─── STORED ROWS ───
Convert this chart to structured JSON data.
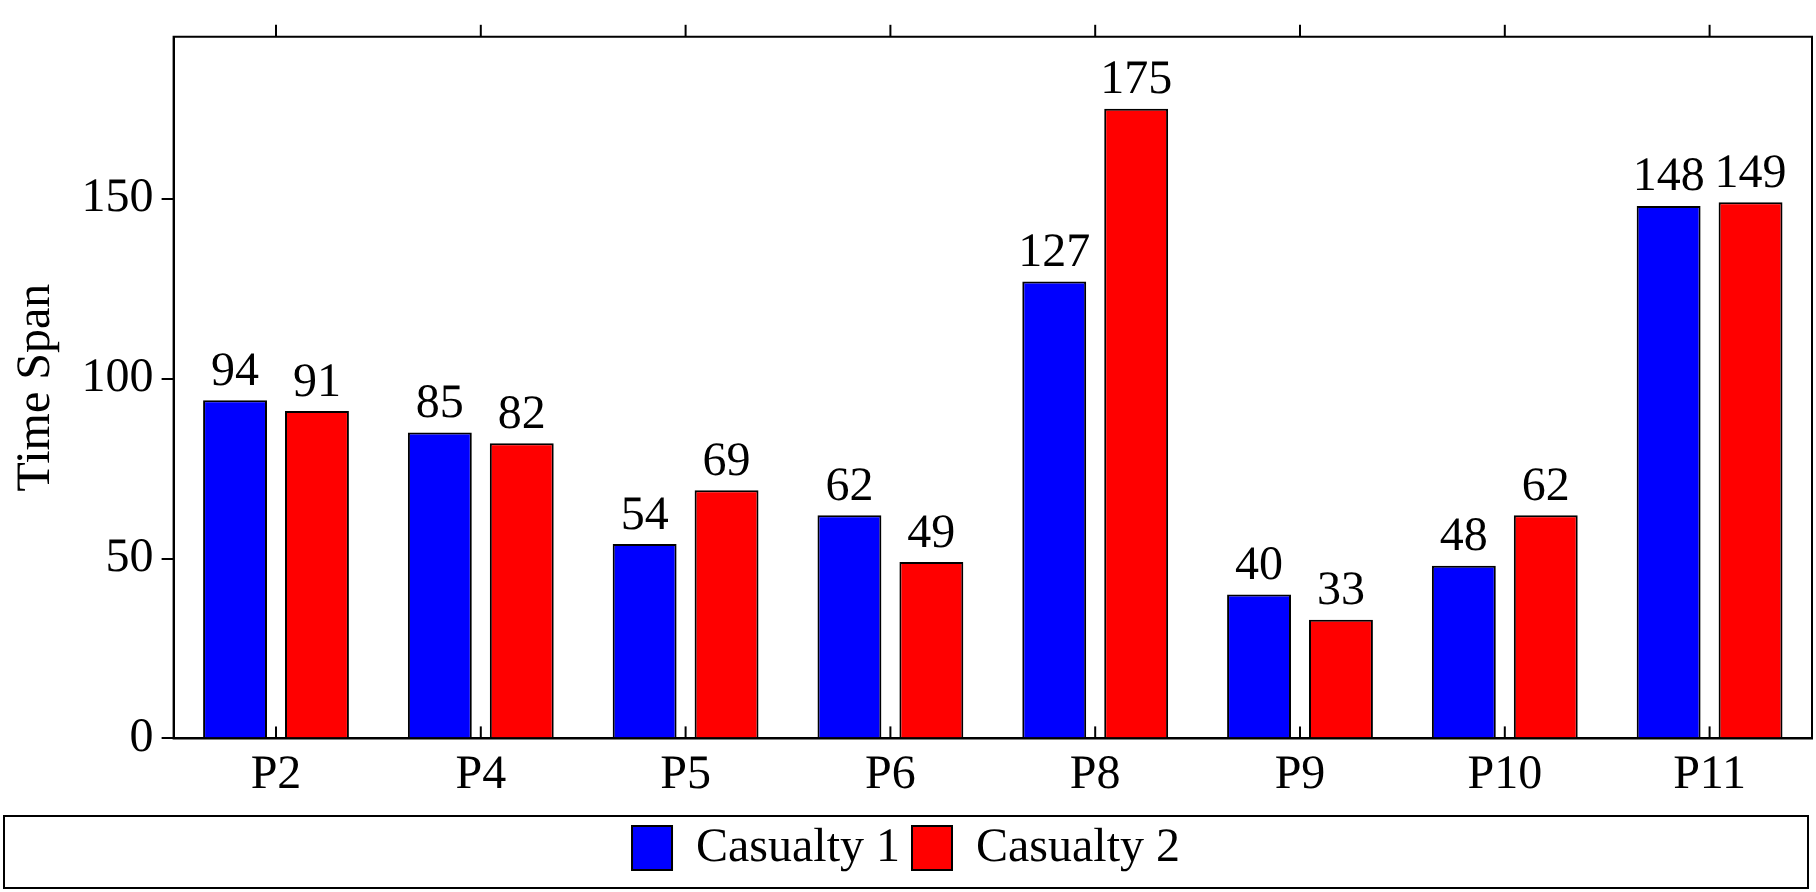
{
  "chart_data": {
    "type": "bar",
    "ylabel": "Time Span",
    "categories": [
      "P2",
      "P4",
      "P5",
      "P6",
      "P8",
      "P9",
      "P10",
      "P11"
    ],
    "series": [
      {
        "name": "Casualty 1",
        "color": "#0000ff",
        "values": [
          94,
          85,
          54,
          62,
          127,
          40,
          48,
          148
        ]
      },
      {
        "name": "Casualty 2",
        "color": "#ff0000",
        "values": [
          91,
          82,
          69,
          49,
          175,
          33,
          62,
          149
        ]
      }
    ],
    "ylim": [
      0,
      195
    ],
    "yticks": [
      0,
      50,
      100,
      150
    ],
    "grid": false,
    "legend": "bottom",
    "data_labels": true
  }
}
───
- **PROBLEM**
Repeat the material above in full and exactly, omitting the pictures.

- **RESULT OF THE EXERCISE**
Convert this chart to structured JSON data.
{
  "chart_data": {
    "type": "bar",
    "ylabel": "Time Span",
    "categories": [
      "P2",
      "P4",
      "P5",
      "P6",
      "P8",
      "P9",
      "P10",
      "P11"
    ],
    "series": [
      {
        "name": "Casualty 1",
        "color": "#0000ff",
        "values": [
          94,
          85,
          54,
          62,
          127,
          40,
          48,
          148
        ]
      },
      {
        "name": "Casualty 2",
        "color": "#ff0000",
        "values": [
          91,
          82,
          69,
          49,
          175,
          33,
          62,
          149
        ]
      }
    ],
    "ylim": [
      0,
      195
    ],
    "yticks": [
      0,
      50,
      100,
      150
    ],
    "grid": false,
    "legend": "bottom",
    "data_labels": true
  }
}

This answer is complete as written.